## Exercise
Extract each line where the string "JSON" shows up.

Start The data

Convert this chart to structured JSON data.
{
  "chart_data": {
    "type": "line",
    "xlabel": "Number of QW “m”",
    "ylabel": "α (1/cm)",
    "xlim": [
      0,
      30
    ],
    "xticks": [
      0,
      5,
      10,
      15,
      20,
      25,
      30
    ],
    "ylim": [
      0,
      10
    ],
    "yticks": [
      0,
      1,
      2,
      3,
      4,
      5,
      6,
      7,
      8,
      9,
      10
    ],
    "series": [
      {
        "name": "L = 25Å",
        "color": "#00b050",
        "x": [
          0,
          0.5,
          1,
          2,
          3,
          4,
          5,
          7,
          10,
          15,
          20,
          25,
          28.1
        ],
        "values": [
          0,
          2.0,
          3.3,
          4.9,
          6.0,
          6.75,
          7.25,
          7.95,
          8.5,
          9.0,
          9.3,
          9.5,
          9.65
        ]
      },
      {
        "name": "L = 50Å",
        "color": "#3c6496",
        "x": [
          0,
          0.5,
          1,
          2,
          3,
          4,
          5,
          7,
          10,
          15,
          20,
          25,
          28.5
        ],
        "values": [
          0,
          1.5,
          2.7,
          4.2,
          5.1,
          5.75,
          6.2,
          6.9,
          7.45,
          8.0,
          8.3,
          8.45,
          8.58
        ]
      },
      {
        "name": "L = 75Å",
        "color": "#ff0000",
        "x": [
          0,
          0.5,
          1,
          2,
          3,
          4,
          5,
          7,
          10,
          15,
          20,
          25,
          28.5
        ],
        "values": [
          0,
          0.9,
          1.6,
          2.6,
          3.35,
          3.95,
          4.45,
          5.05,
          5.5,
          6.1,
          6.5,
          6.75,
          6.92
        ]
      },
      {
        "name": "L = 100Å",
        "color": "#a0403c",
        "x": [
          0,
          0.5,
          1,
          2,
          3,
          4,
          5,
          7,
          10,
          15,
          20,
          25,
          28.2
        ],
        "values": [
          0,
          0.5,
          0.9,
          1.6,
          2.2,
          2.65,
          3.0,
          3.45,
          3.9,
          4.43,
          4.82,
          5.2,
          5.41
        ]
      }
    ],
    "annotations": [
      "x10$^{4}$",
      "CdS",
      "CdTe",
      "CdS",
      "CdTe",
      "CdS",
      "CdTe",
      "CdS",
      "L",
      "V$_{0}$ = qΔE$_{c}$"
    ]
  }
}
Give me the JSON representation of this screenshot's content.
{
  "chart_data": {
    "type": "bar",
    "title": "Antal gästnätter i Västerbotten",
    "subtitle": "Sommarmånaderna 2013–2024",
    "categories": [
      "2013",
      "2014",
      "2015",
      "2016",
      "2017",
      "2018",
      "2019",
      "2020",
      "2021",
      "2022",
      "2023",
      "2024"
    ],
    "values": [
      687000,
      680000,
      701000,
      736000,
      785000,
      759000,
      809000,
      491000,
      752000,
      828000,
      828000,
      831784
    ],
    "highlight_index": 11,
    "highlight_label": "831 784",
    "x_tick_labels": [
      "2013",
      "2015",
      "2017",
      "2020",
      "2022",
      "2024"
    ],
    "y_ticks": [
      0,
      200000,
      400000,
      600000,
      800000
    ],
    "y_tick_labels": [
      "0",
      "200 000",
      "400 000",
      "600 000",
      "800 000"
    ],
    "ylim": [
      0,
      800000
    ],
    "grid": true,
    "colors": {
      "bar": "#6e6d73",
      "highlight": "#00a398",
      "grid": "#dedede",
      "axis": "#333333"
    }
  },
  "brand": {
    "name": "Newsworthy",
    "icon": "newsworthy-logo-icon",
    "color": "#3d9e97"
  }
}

End The data

## Completed exercise
Convert this chart to structured JSON data.
Give me the JSON representation of this screenshot's content.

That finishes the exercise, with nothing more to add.